[Aim of the exercise] Gather the lines below that include the string "colormap", copying each in full.

[Input records]
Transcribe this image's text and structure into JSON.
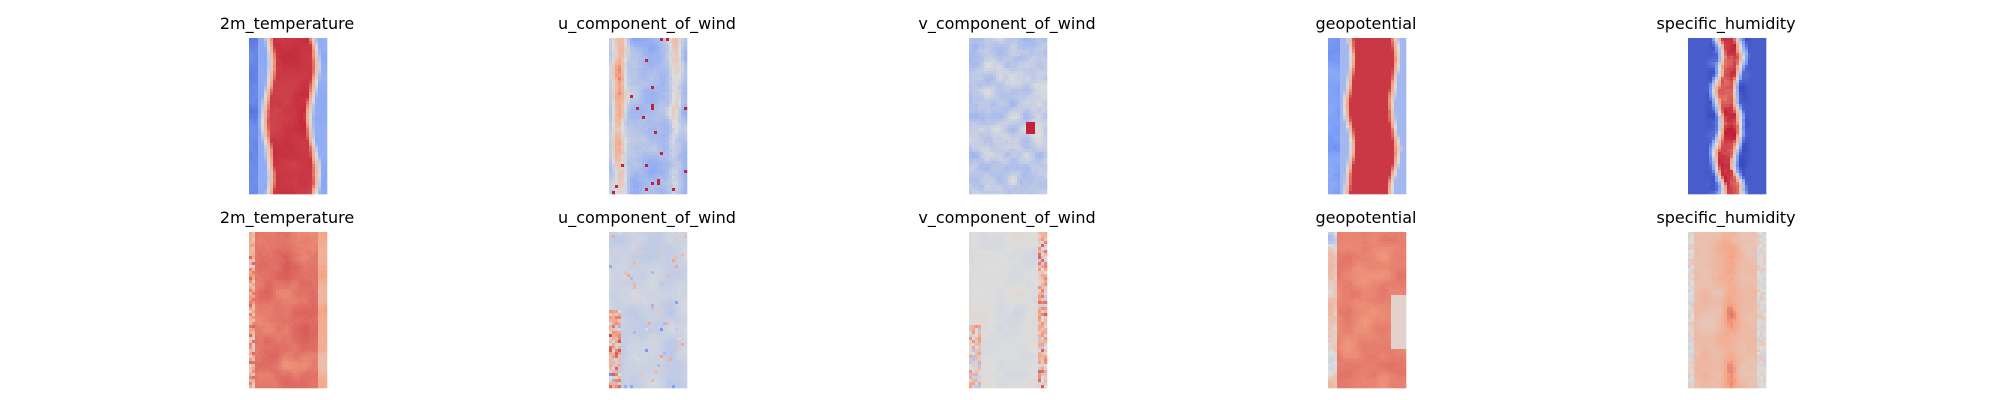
{
  "figure": {
    "rows": [
      {
        "panels": [
          {
            "title": "2m_temperature",
            "pattern": "temp_top"
          },
          {
            "title": "u_component_of_wind",
            "pattern": "uwind_top"
          },
          {
            "title": "v_component_of_wind",
            "pattern": "vwind_top"
          },
          {
            "title": "geopotential",
            "pattern": "geo_top"
          },
          {
            "title": "specific_humidity",
            "pattern": "hum_top"
          }
        ]
      },
      {
        "panels": [
          {
            "title": "2m_temperature",
            "pattern": "temp_bot"
          },
          {
            "title": "u_component_of_wind",
            "pattern": "uwind_bot"
          },
          {
            "title": "v_component_of_wind",
            "pattern": "vwind_bot"
          },
          {
            "title": "geopotential",
            "pattern": "geo_bot"
          },
          {
            "title": "specific_humidity",
            "pattern": "hum_bot"
          }
        ]
      }
    ],
    "colormap": "coolwarm"
  },
  "chart_data": {
    "type": "heatmap",
    "grid": "off",
    "colormap": "coolwarm",
    "panels": [
      "2m_temperature",
      "u_component_of_wind",
      "v_component_of_wind",
      "geopotential",
      "specific_humidity",
      "2m_temperature",
      "u_component_of_wind",
      "v_component_of_wind",
      "geopotential",
      "specific_humidity"
    ]
  }
}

[Finished answer]
    "colormap": "coolwarm"
    "colormap": "coolwarm",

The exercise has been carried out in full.